In the entries below, find the lines that contain the word "JSON" and copy them.

----- Given records

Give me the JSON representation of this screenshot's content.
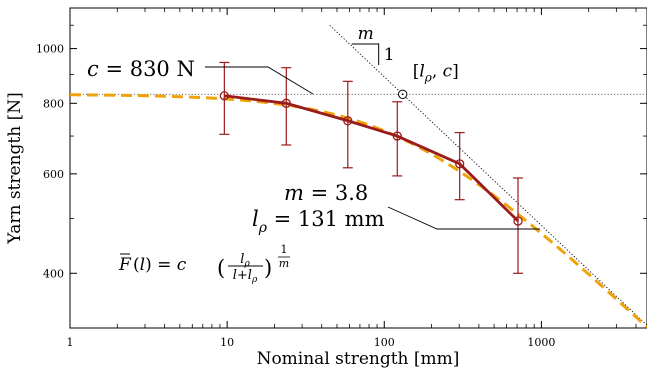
{
  "chart_data": {
    "type": "line",
    "xlabel": "Nominal strength [mm]",
    "ylabel": "Yarn strength [N]",
    "xscale": "log",
    "yscale": "log",
    "xlim": [
      1,
      4700
    ],
    "ylim": [
      320,
      1180
    ],
    "x_ticks": [
      1,
      10,
      100,
      1000
    ],
    "x_tick_labels": [
      "1",
      "10",
      "100",
      "1000"
    ],
    "y_ticks": [
      400,
      600,
      800,
      1000
    ],
    "y_tick_labels": [
      "400",
      "600",
      "800",
      "1000"
    ],
    "grid": false,
    "colors": {
      "measured": "#9a1b1b",
      "fit": "#f0a20a",
      "reference": "#000000"
    },
    "series": [
      {
        "style": "solid line with circle markers and error bars",
        "x": [
          9.6,
          23.8,
          58.6,
          121,
          302,
          710
        ],
        "y": [
          825,
          800,
          745,
          700,
          625,
          495
        ],
        "err": [
          120,
          125,
          130,
          105,
          85,
          95
        ]
      },
      {
        "style": "dashed fit curve",
        "c": 830,
        "m": 3.8,
        "l_rho": 131
      }
    ],
    "annotations": {
      "c_label": "c = 830 N",
      "c_value": "830",
      "m_value": "3.8",
      "lrho_value": "131",
      "lrho_unit": "mm",
      "point_label": "[l_ρ, c]",
      "slope_symbol": "m",
      "slope_one": "1",
      "formula": "F̄(l) = c(l_ρ/(l+l_ρ))^(1/m)"
    }
  }
}
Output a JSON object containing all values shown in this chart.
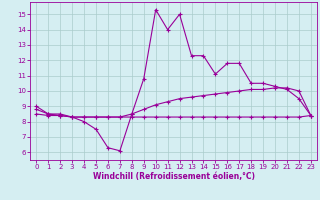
{
  "line1_x": [
    0,
    1,
    2,
    3,
    4,
    5,
    6,
    7,
    8,
    9,
    10,
    11,
    12,
    13,
    14,
    15,
    16,
    17,
    18,
    19,
    20,
    21,
    22,
    23
  ],
  "line1_y": [
    9.0,
    8.5,
    8.5,
    8.3,
    8.0,
    7.5,
    6.3,
    6.1,
    8.5,
    10.8,
    15.3,
    14.0,
    15.0,
    12.3,
    12.3,
    11.1,
    11.8,
    11.8,
    10.5,
    10.5,
    10.3,
    10.1,
    9.5,
    8.4
  ],
  "line2_x": [
    0,
    1,
    2,
    3,
    4,
    5,
    6,
    7,
    8,
    9,
    10,
    11,
    12,
    13,
    14,
    15,
    16,
    17,
    18,
    19,
    20,
    21,
    22,
    23
  ],
  "line2_y": [
    8.5,
    8.4,
    8.4,
    8.3,
    8.3,
    8.3,
    8.3,
    8.3,
    8.3,
    8.3,
    8.3,
    8.3,
    8.3,
    8.3,
    8.3,
    8.3,
    8.3,
    8.3,
    8.3,
    8.3,
    8.3,
    8.3,
    8.3,
    8.4
  ],
  "line3_x": [
    0,
    1,
    2,
    3,
    4,
    5,
    6,
    7,
    8,
    9,
    10,
    11,
    12,
    13,
    14,
    15,
    16,
    17,
    18,
    19,
    20,
    21,
    22,
    23
  ],
  "line3_y": [
    8.8,
    8.5,
    8.4,
    8.3,
    8.3,
    8.3,
    8.3,
    8.3,
    8.5,
    8.8,
    9.1,
    9.3,
    9.5,
    9.6,
    9.7,
    9.8,
    9.9,
    10.0,
    10.1,
    10.1,
    10.2,
    10.2,
    10.0,
    8.4
  ],
  "line_color": "#990099",
  "bg_color": "#d5eef2",
  "grid_color": "#aacccc",
  "xlabel": "Windchill (Refroidissement éolien,°C)",
  "xlim": [
    -0.5,
    23.5
  ],
  "ylim": [
    5.5,
    15.8
  ],
  "xticks": [
    0,
    1,
    2,
    3,
    4,
    5,
    6,
    7,
    8,
    9,
    10,
    11,
    12,
    13,
    14,
    15,
    16,
    17,
    18,
    19,
    20,
    21,
    22,
    23
  ],
  "yticks": [
    6,
    7,
    8,
    9,
    10,
    11,
    12,
    13,
    14,
    15
  ],
  "xlabel_fontsize": 5.5,
  "tick_fontsize": 5.0,
  "linewidth": 0.8,
  "markersize": 3.5,
  "markeredgewidth": 0.8
}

----------

| Result of this task |
Give me the JSON representation of this screenshot's content.
Output a JSON object containing all values shown in this chart.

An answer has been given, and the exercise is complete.